◆ **The exercise**:
Give the number of lines in the data that contain "exaggeration", and nothing more.
━━━ Data rows
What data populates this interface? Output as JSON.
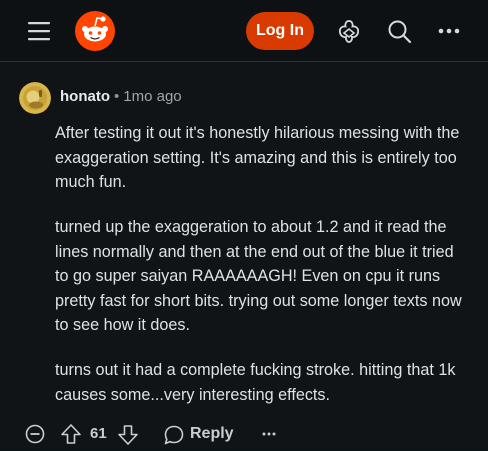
{
  "header": {
    "login_label": "Log In",
    "icons": [
      "menu-icon",
      "reddit-logo",
      "achievements-icon",
      "search-icon",
      "more-icon"
    ],
    "accent_color": "#d93a00"
  },
  "comment": {
    "author": "honato",
    "separator": "•",
    "time": "1mo ago",
    "paragraphs": [
      "After testing it out it's honestly hilarious messing with the exaggeration setting. It's amazing and this is entirely too much fun.",
      "turned up the exaggeration to about 1.2 and it read the lines normally and then at the end out of the blue it tried to go super saiyan RAAAAAAGH! Even on cpu it runs pretty fast for short bits. trying out some longer texts now to see how it does.",
      "turns out it had a complete fucking stroke. hitting that 1k causes some...very interesting effects."
    ],
    "actions": {
      "score": "61",
      "reply_label": "Reply",
      "more_label": "•••"
    }
  }
}
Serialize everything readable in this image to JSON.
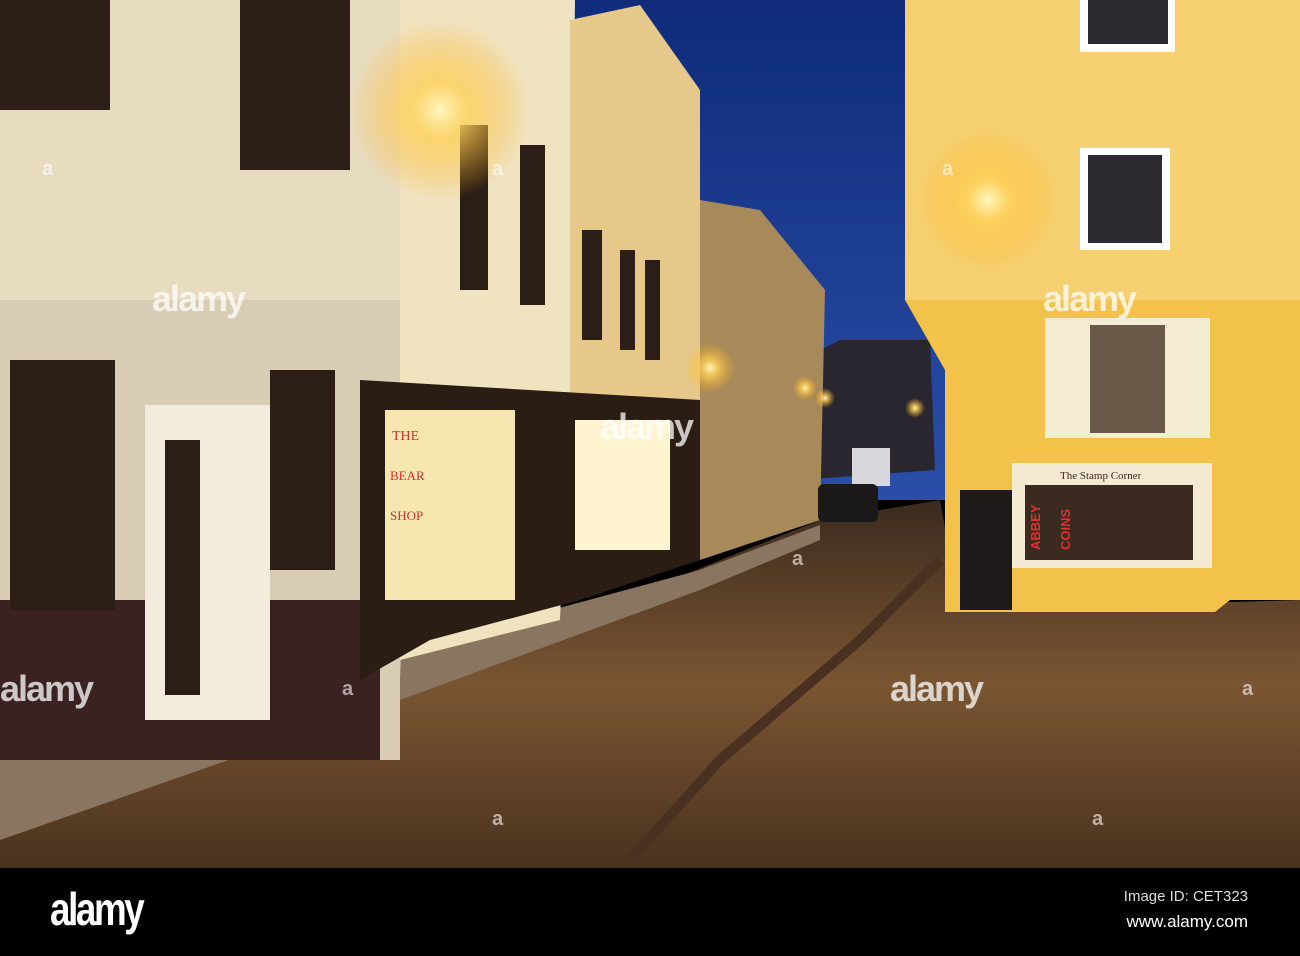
{
  "scene": {
    "shop_left_sign": [
      "THE",
      "BEAR",
      "SHOP"
    ],
    "shop_right_sign": "The Stamp Corner",
    "window_text_1": "ABBEY",
    "window_text_2": "COINS"
  },
  "watermark": {
    "brand": "alamy",
    "mark": "a"
  },
  "footer": {
    "logo": "alamy",
    "image_id": "Image ID: CET323",
    "url": "www.alamy.com"
  },
  "colors": {
    "sky": "#1b3a8c",
    "lamp": "#ffd25a",
    "cobble": "#6b4a2a",
    "wall_right": "#f2c24a"
  }
}
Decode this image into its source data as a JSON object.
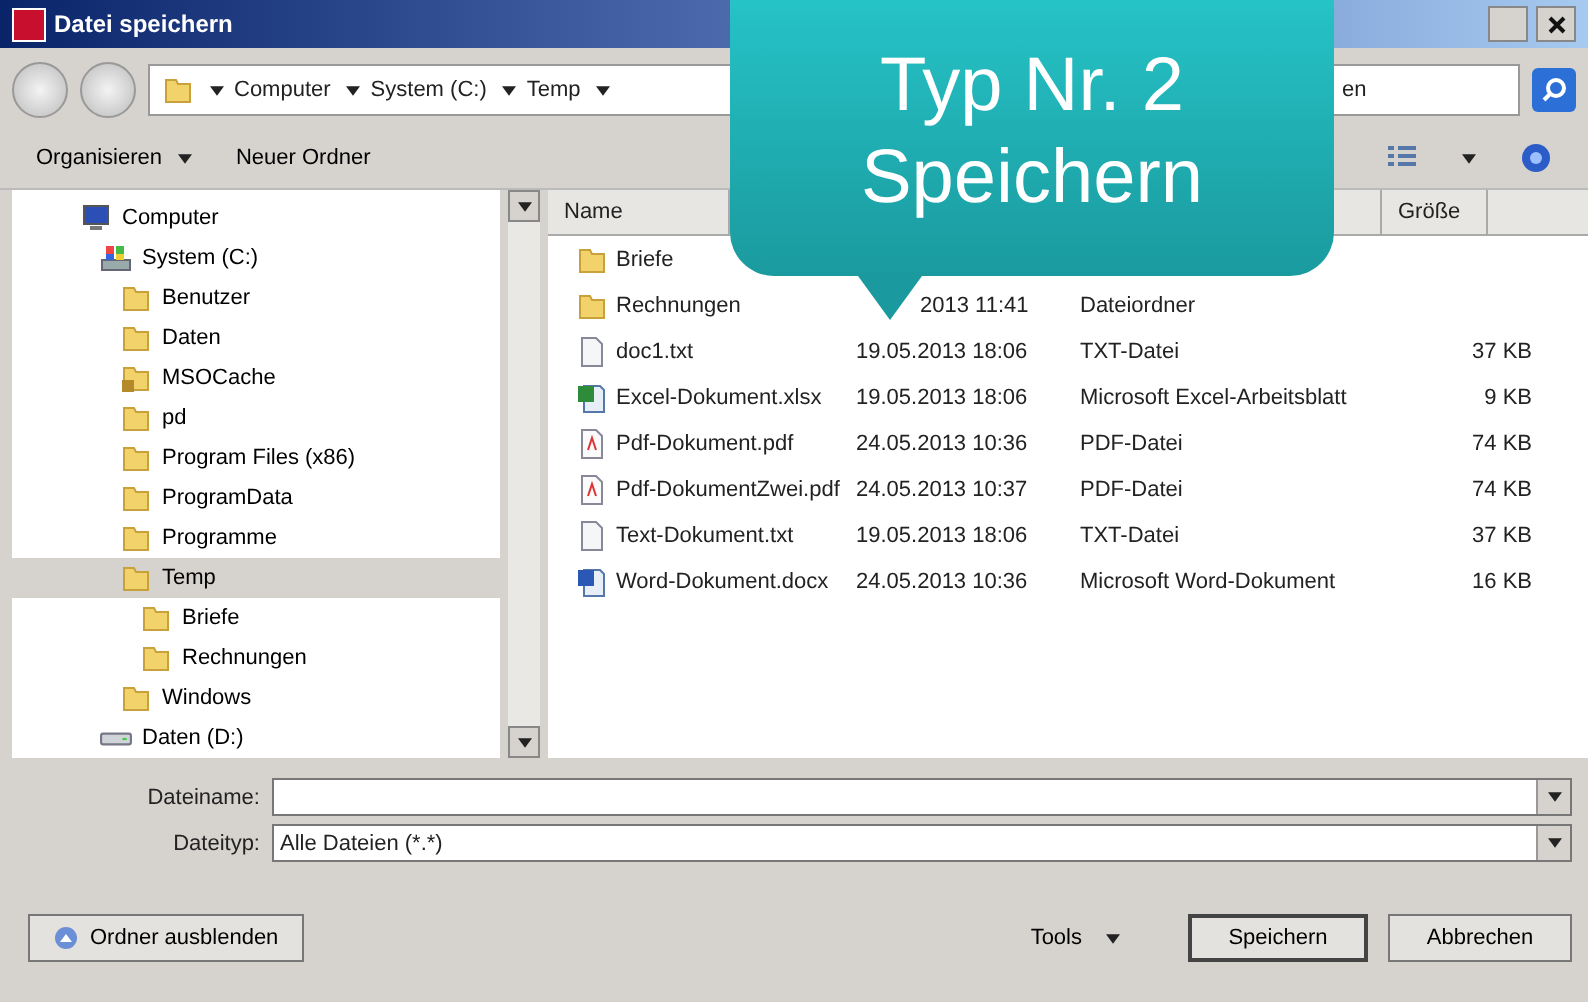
━━━━━━
◆ **Problem solution**:
2